> [SHORT TASK] Copy, in full, each line of the material that holds the word "this".

[Data records]
****************************************

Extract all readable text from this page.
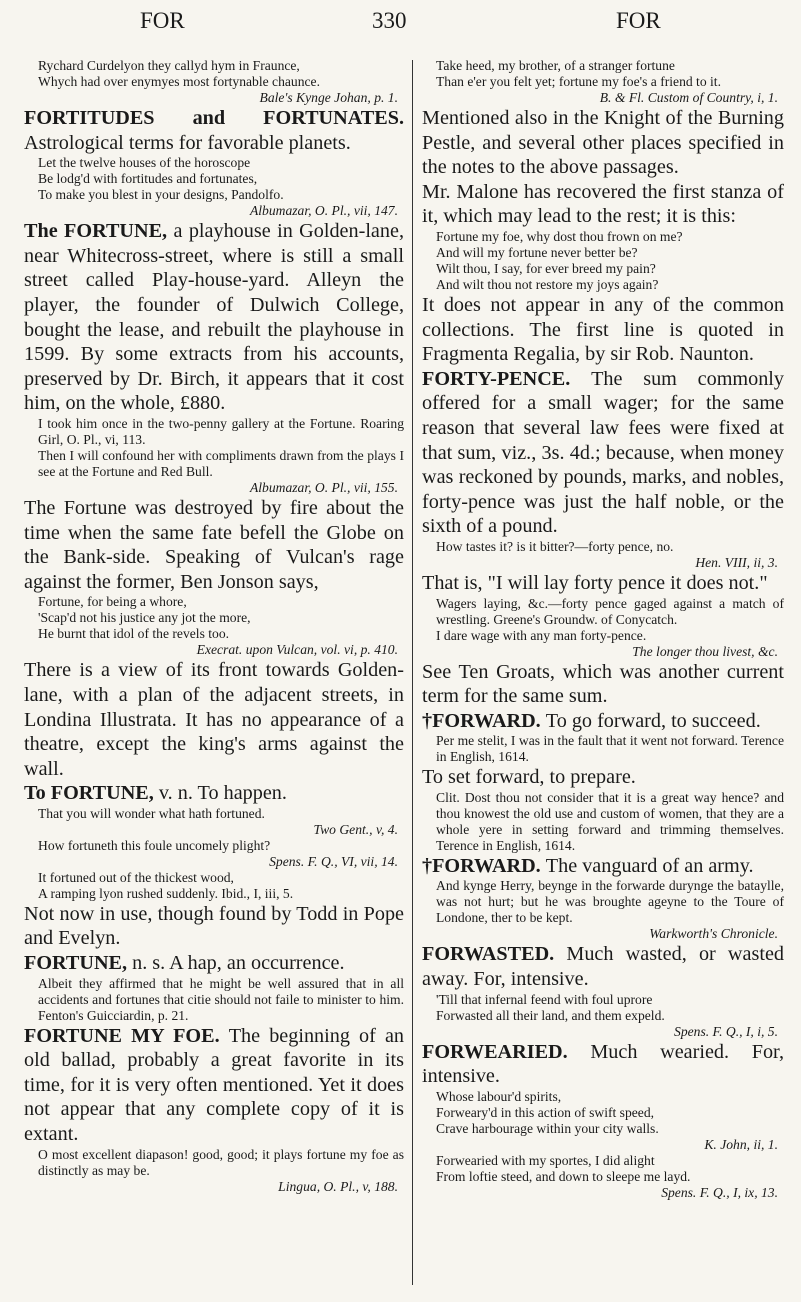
FOR	330	FOR

Rychard Curdelyon they callyd hym in Fraunce,

Whych had over enymyes most fortynable chaunce.

Bale's Kynge Johan, p. 1.

FORTITUDES and FORTUNATES. Astrological terms for favorable planets.

Let the twelve houses of the horoscope

Be lodg'd with fortitudes and fortunates,

To make you blest in your designs, Pandolfo.

Albumazar, O. Pl., vii, 147.

The FORTUNE, a playhouse in Golden-lane, near Whitecross-street, where is still a small street called Play-house-yard. Alleyn the player, the founder of Dulwich College, bought the lease, and rebuilt the playhouse in 1599. By some extracts from his accounts, preserved by Dr. Birch, it appears that it cost him, on the whole, £880.

I took him once in the two-penny gallery at the Fortune. Roaring Girl, O. Pl., vi, 113.

Then I will confound her with compliments drawn from the plays I see at the Fortune and Red Bull.

Albumazar, O. Pl., vii, 155.

The Fortune was destroyed by fire about the time when the same fate befell the Globe on the Bank-side. Speaking of Vulcan's rage against the former, Ben Jonson says,

Fortune, for being a whore,

'Scap'd not his justice any jot the more,

He burnt that idol of the revels too.

Execrat. upon Vulcan, vol. vi, p. 410.

There is a view of its front towards Golden-lane, with a plan of the adjacent streets, in Londina Illustrata. It has no appearance of a theatre, except the king's arms against the wall.

To FORTUNE, v. n. To happen.

That you will wonder what hath fortuned.

Two Gent., v, 4.

How fortuneth this foule uncomely plight?

Spens. F. Q., VI, vii, 14.

It fortuned out of the thickest wood,

A ramping lyon rushed suddenly. Ibid., I, iii, 5.

Not now in use, though found by Todd in Pope and Evelyn.

FORTUNE, n. s. A hap, an occurrence.

Albeit they affirmed that he might be well assured that in all accidents and fortunes that citie should not faile to minister to him. Fenton's Guicciardin, p. 21.

FORTUNE MY FOE. The beginning of an old ballad, probably a great favorite in its time, for it is very often mentioned. Yet it does not appear that any complete copy of it is extant.

O most excellent diapason! good, good; it plays fortune my foe as distinctly as may be.

Lingua, O. Pl., v, 188.

Take heed, my brother, of a stranger fortune

Than e'er you felt yet; fortune my foe's a friend to it.

B. & Fl. Custom of Country, i, 1.

Mentioned also in the Knight of the Burning Pestle, and several other places specified in the notes to the above passages.

Mr. Malone has recovered the first stanza of it, which may lead to the rest; it is this:

Fortune my foe, why dost thou frown on me?

And will my fortune never better be?

Wilt thou, I say, for ever breed my pain?

And wilt thou not restore my joys again?

It does not appear in any of the common collections. The first line is quoted in Fragmenta Regalia, by sir Rob. Naunton.

FORTY-PENCE. The sum commonly offered for a small wager; for the same reason that several law fees were fixed at that sum, viz., 3s. 4d.; because, when money was reckoned by pounds, marks, and nobles, forty-pence was just the half noble, or the sixth of a pound.

How tastes it? is it bitter?—forty pence, no.

Hen. VIII, ii, 3.

That is, "I will lay forty pence it does not."

Wagers laying, &c.—forty pence gaged against a match of wrestling. Greene's Groundw. of Conycatch.

I dare wage with any man forty-pence.

The longer thou livest, &c.

See Ten Groats, which was another current term for the same sum.

†FORWARD. To go forward, to succeed.

Per me stelit, I was in the fault that it went not forward. Terence in English, 1614.

To set forward, to prepare.

Clit. Dost thou not consider that it is a great way hence? and thou knowest the old use and custom of women, that they are a whole yere in setting forward and trimming themselves. Terence in English, 1614.

†FORWARD. The vanguard of an army.

And kynge Herry, beynge in the forwarde durynge the bataylle, was not hurt; but he was broughte ageyne to the Toure of Londone, ther to be kept.

Warkworth's Chronicle.

FORWASTED. Much wasted, or wasted away. For, intensive.

'Till that infernal feend with foul uprore

Forwasted all their land, and them expeld.

Spens. F. Q., I, i, 5.

FORWEARIED. Much wearied. For, intensive.

Whose labour'd spirits,

Forweary'd in this action of swift speed,

Crave harbourage within your city walls.

K. John, ii, 1.

Forwearied with my sportes, I did alight

From loftie steed, and down to sleepe me layd.

Spens. F. Q., I, ix, 13.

****************************************

> [COMPLETE OUTPUT]
Extract all readable text from this page.
How fortuneth this foule uncomely plight?
Mr. Malone has recovered the first stanza of it, which may lead to the rest; it is this:
Forweary'd in this action of swift speed,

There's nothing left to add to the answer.